> **YOUR INSTRUCTIONS**
Select every line below containing the word "Bangladesh".

> **INPUT ROWS**
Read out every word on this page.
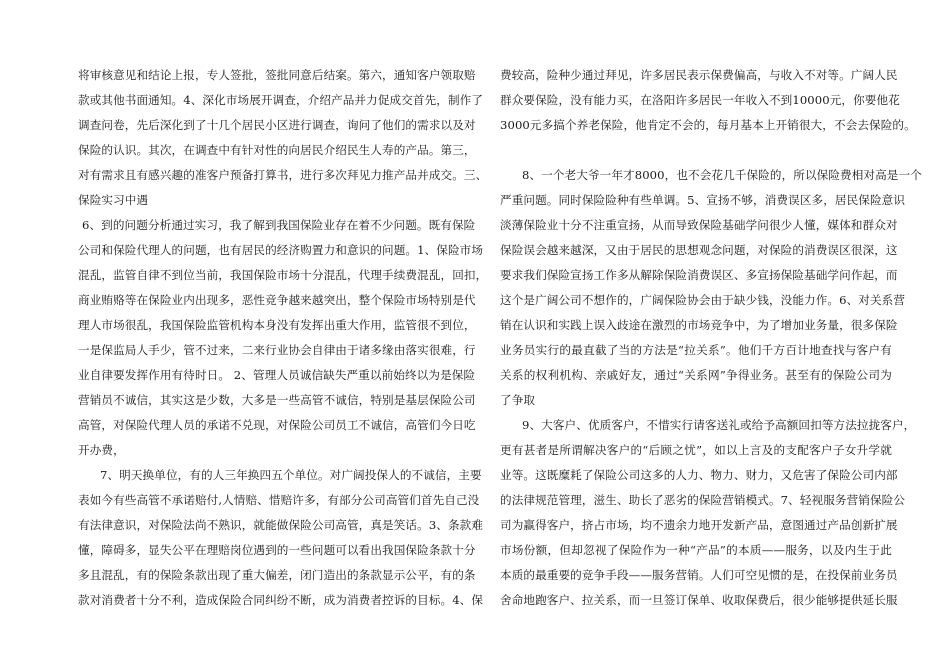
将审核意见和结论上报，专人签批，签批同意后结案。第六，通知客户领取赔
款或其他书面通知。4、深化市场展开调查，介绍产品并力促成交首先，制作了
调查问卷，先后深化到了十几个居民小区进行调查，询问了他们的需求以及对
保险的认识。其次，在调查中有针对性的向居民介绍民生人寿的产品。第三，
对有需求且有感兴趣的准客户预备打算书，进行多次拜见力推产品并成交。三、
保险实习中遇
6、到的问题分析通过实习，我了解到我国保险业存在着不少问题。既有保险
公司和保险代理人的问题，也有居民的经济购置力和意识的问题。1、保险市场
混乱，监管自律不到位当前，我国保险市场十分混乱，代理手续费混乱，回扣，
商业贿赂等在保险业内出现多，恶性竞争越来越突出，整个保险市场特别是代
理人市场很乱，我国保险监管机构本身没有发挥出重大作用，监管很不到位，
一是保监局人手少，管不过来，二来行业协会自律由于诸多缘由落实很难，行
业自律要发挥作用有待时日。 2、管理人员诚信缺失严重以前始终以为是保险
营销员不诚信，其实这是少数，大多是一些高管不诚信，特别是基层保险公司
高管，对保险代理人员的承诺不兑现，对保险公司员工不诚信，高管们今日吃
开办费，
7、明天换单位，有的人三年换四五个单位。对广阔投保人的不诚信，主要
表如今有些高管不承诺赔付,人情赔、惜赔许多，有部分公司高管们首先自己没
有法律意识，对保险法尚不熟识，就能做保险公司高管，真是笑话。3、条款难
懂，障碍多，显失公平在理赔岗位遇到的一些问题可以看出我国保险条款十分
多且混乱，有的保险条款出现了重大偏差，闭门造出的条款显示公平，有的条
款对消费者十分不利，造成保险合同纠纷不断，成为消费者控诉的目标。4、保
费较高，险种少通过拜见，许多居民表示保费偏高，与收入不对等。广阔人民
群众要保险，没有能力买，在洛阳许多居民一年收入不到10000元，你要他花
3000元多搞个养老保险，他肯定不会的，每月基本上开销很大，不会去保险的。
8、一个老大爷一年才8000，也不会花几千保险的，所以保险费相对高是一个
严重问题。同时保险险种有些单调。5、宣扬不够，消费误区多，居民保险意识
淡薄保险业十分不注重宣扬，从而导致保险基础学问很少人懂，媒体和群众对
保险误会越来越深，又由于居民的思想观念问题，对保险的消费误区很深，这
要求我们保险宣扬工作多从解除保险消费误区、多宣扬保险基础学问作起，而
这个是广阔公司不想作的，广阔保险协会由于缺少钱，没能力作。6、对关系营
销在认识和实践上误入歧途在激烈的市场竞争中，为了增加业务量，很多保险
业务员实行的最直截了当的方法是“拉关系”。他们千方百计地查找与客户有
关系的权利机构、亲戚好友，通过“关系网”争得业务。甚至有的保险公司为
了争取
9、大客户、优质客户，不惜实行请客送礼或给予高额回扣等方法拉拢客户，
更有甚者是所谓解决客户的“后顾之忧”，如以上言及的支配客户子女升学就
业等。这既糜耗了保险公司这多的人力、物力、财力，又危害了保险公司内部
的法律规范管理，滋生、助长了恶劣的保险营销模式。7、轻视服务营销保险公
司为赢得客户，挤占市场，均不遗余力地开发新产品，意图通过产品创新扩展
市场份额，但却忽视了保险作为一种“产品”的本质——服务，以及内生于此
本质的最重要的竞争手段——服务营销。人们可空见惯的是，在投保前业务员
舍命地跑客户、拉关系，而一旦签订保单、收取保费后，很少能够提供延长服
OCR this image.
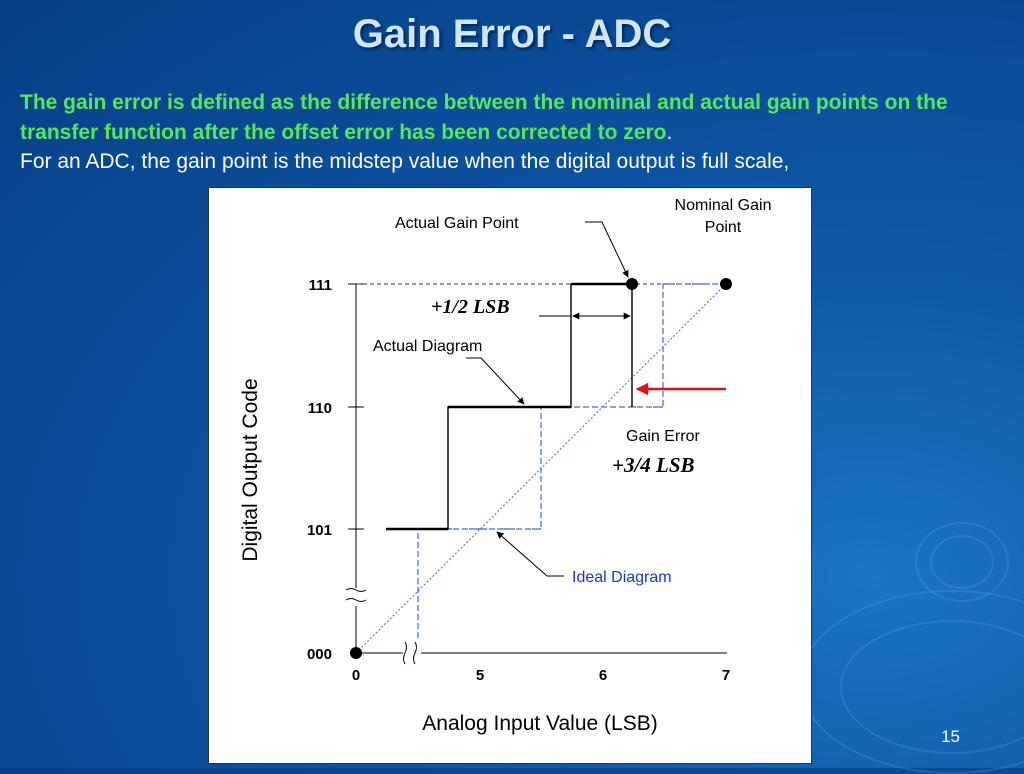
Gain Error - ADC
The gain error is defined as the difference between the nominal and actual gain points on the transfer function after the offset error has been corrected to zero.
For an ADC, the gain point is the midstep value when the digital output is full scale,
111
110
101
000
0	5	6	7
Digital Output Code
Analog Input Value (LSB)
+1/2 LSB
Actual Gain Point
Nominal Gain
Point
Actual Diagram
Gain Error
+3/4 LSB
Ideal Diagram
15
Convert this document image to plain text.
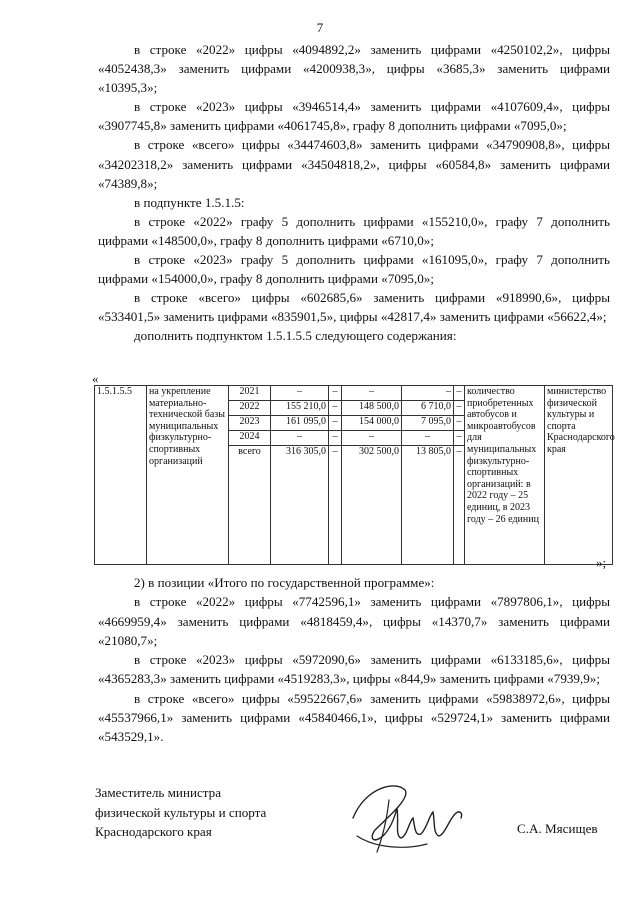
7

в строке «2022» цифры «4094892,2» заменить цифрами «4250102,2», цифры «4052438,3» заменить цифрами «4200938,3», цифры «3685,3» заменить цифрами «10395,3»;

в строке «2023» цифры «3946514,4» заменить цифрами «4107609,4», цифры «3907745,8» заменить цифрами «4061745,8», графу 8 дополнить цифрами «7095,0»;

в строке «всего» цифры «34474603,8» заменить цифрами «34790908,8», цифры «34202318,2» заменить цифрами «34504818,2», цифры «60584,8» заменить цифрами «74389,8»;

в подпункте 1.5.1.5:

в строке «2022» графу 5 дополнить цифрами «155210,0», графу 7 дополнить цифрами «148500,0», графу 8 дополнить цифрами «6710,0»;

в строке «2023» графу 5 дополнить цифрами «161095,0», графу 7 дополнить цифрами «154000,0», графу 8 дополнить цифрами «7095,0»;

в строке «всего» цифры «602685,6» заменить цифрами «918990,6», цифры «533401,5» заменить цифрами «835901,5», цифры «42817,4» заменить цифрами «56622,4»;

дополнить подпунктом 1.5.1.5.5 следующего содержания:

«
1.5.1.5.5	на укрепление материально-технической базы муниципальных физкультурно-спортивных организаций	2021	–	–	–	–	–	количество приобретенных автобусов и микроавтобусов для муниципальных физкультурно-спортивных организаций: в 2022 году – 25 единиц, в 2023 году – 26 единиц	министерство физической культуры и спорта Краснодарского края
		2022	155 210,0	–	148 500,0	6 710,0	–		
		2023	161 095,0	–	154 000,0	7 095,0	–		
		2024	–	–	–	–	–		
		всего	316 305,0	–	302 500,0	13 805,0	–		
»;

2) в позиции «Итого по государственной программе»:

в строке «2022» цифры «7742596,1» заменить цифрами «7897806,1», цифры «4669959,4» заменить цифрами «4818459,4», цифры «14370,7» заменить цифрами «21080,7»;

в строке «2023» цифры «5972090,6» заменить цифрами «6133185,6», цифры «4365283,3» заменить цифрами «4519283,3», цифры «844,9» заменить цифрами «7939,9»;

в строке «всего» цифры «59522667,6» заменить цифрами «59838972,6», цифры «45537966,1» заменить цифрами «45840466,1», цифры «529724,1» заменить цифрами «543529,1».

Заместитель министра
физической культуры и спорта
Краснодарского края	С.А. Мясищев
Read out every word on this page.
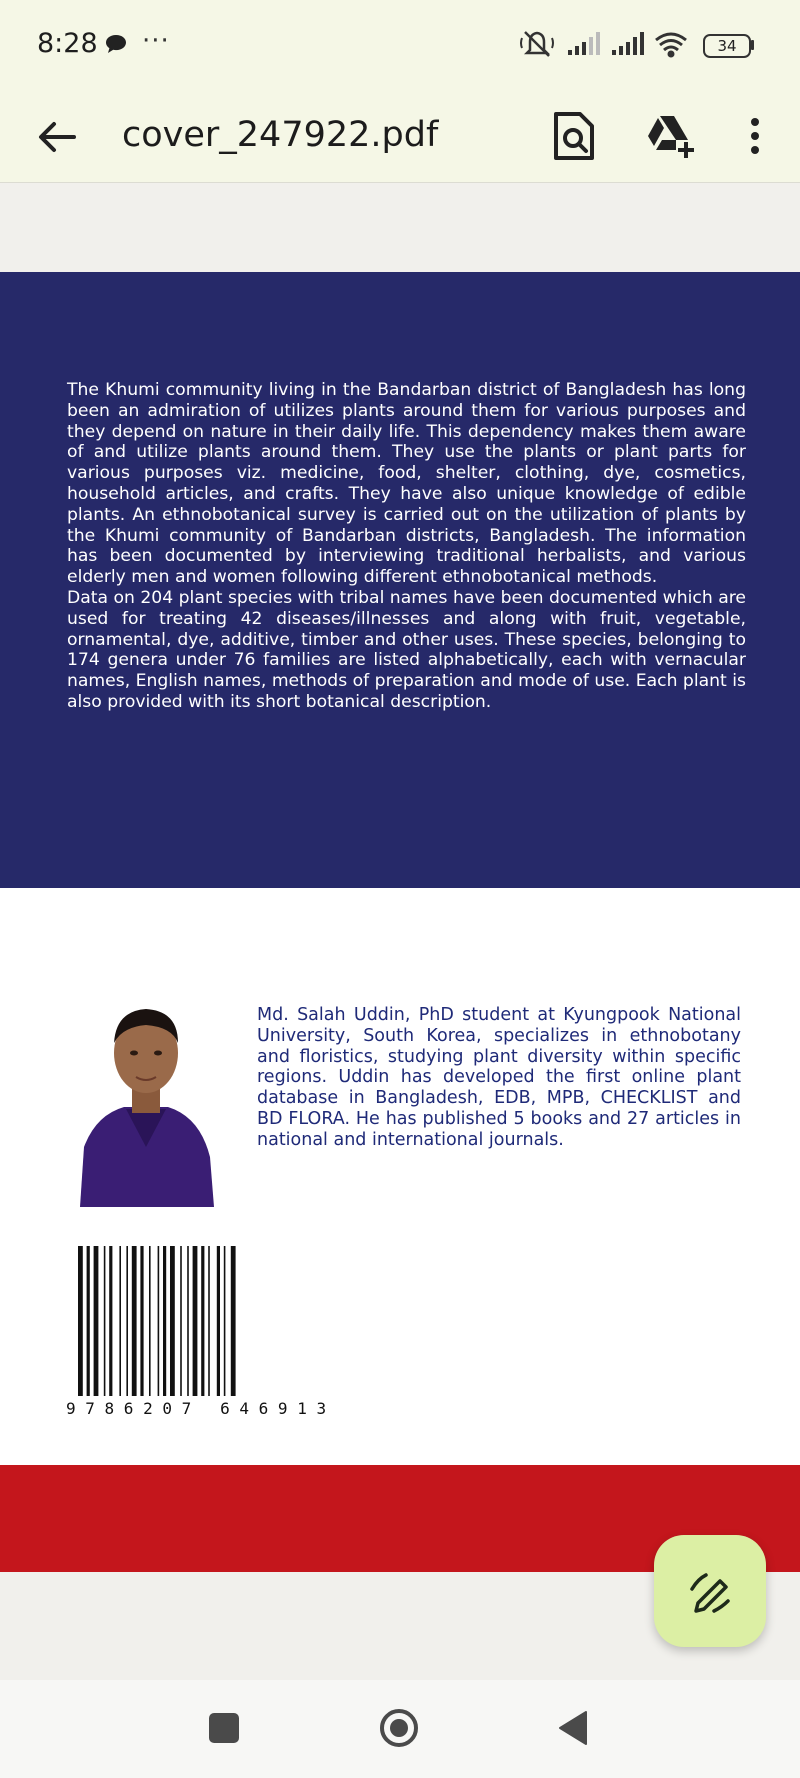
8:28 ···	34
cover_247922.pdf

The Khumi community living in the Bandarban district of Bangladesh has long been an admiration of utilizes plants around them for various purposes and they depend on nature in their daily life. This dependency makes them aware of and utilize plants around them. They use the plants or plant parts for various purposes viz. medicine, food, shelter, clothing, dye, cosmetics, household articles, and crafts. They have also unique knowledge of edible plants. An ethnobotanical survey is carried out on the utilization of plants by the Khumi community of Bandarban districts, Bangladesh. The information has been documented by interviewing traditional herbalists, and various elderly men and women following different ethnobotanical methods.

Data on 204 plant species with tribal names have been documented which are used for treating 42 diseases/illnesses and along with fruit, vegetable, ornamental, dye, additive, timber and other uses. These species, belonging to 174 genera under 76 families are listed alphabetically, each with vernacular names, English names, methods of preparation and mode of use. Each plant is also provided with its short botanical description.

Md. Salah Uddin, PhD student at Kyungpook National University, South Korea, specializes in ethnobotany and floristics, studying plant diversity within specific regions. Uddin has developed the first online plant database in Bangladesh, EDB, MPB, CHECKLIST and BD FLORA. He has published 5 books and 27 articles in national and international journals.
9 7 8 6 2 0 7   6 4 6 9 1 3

> **IN RESPONSE**
The Khumi community living in the Bandarban district of Bangladesh has long been an admiration of utilizes plants around them for various purposes and they depend on nature in their daily life. This dependency makes them aware of and utilize plants around them. They use the plants or plant parts for various purposes viz. medicine, food, shelter, clothing, dye, cosmetics, household articles, and crafts. They have also unique knowledge of edible plants. An ethnobotanical survey is carried out on the utilization of plants by the Khumi community of Bandarban districts, Bangladesh. The information has been documented by interviewing traditional herbalists, and various elderly men and women following different ethnobotanical methods.
Md. Salah Uddin, PhD student at Kyungpook National University, South Korea, specializes in ethnobotany and floristics, studying plant diversity within specific regions. Uddin has developed the first online plant database in Bangladesh, EDB, MPB, CHECKLIST and BD FLORA. He has published 5 books and 27 articles in national and international journals.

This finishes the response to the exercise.